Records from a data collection
=-=-=
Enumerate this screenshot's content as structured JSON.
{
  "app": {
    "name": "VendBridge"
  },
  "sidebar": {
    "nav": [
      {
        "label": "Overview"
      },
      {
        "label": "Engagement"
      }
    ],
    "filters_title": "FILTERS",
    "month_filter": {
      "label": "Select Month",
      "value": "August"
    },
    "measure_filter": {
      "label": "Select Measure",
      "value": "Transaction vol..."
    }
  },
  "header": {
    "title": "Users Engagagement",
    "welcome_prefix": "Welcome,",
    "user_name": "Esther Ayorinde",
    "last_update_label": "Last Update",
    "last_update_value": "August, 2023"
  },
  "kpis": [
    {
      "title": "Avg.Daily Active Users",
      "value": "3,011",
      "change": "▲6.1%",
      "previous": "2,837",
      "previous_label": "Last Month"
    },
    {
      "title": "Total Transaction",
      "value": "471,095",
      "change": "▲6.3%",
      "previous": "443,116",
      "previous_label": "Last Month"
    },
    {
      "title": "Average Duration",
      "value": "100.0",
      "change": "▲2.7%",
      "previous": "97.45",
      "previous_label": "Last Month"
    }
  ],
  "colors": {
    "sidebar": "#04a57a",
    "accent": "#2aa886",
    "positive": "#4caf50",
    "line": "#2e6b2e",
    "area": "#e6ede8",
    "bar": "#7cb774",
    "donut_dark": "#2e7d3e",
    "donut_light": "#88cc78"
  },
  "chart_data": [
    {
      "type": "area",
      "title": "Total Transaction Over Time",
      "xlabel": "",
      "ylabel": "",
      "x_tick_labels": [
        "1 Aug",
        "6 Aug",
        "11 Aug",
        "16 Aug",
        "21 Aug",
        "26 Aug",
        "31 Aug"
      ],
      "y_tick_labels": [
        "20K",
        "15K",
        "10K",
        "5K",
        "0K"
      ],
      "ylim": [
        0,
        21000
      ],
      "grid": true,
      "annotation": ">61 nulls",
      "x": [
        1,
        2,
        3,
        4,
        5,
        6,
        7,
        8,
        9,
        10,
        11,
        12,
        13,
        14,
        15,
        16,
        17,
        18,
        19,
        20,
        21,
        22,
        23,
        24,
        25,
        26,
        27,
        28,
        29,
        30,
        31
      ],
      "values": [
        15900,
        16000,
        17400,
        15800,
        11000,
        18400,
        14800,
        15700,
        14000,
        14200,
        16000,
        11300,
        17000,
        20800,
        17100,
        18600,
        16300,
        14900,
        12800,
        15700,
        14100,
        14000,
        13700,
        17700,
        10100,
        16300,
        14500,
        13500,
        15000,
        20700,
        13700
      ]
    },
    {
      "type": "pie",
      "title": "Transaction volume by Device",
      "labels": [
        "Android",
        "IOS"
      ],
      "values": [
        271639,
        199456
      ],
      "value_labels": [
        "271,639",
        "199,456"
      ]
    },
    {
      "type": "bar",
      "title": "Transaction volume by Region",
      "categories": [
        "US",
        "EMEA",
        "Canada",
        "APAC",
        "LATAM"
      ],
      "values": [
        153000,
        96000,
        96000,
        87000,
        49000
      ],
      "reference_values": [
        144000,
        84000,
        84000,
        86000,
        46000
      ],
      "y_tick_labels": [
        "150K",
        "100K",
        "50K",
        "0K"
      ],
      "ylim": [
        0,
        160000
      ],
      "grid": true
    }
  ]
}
=-=-=
- **Exercise aim**
Output the listing above exactly as it appears.

- **Answer**
Enumerate this screenshot's content as structured JSON.
{
  "app": {
    "name": "VendBridge"
  },
  "sidebar": {
    "nav": [
      {
        "label": "Overview"
      },
      {
        "label": "Engagement"
      }
    ],
    "filters_title": "FILTERS",
    "month_filter": {
      "label": "Select Month",
      "value": "August"
    },
    "measure_filter": {
      "label": "Select Measure",
      "value": "Transaction vol..."
    }
  },
  "header": {
    "title": "Users Engagagement",
    "welcome_prefix": "Welcome,",
    "user_name": "Esther Ayorinde",
    "last_update_label": "Last Update",
    "last_update_value": "August, 2023"
  },
  "kpis": [
    {
      "title": "Avg.Daily Active Users",
      "value": "3,011",
      "change": "▲6.1%",
      "previous": "2,837",
      "previous_label": "Last Month"
    },
    {
      "title": "Total Transaction",
      "value": "471,095",
      "change": "▲6.3%",
      "previous": "443,116",
      "previous_label": "Last Month"
    },
    {
      "title": "Average Duration",
      "value": "100.0",
      "change": "▲2.7%",
      "previous": "97.45",
      "previous_label": "Last Month"
    }
  ],
  "colors": {
    "sidebar": "#04a57a",
    "accent": "#2aa886",
    "positive": "#4caf50",
    "line": "#2e6b2e",
    "area": "#e6ede8",
    "bar": "#7cb774",
    "donut_dark": "#2e7d3e",
    "donut_light": "#88cc78"
  },
  "chart_data": [
    {
      "type": "area",
      "title": "Total Transaction Over Time",
      "xlabel": "",
      "ylabel": "",
      "x_tick_labels": [
        "1 Aug",
        "6 Aug",
        "11 Aug",
        "16 Aug",
        "21 Aug",
        "26 Aug",
        "31 Aug"
      ],
      "y_tick_labels": [
        "20K",
        "15K",
        "10K",
        "5K",
        "0K"
      ],
      "ylim": [
        0,
        21000
      ],
      "grid": true,
      "annotation": ">61 nulls",
      "x": [
        1,
        2,
        3,
        4,
        5,
        6,
        7,
        8,
        9,
        10,
        11,
        12,
        13,
        14,
        15,
        16,
        17,
        18,
        19,
        20,
        21,
        22,
        23,
        24,
        25,
        26,
        27,
        28,
        29,
        30,
        31
      ],
      "values": [
        15900,
        16000,
        17400,
        15800,
        11000,
        18400,
        14800,
        15700,
        14000,
        14200,
        16000,
        11300,
        17000,
        20800,
        17100,
        18600,
        16300,
        14900,
        12800,
        15700,
        14100,
        14000,
        13700,
        17700,
        10100,
        16300,
        14500,
        13500,
        15000,
        20700,
        13700
      ]
    },
    {
      "type": "pie",
      "title": "Transaction volume by Device",
      "labels": [
        "Android",
        "IOS"
      ],
      "values": [
        271639,
        199456
      ],
      "value_labels": [
        "271,639",
        "199,456"
      ]
    },
    {
      "type": "bar",
      "title": "Transaction volume by Region",
      "categories": [
        "US",
        "EMEA",
        "Canada",
        "APAC",
        "LATAM"
      ],
      "values": [
        153000,
        96000,
        96000,
        87000,
        49000
      ],
      "reference_values": [
        144000,
        84000,
        84000,
        86000,
        46000
      ],
      "y_tick_labels": [
        "150K",
        "100K",
        "50K",
        "0K"
      ],
      "ylim": [
        0,
        160000
      ],
      "grid": true
    }
  ]
}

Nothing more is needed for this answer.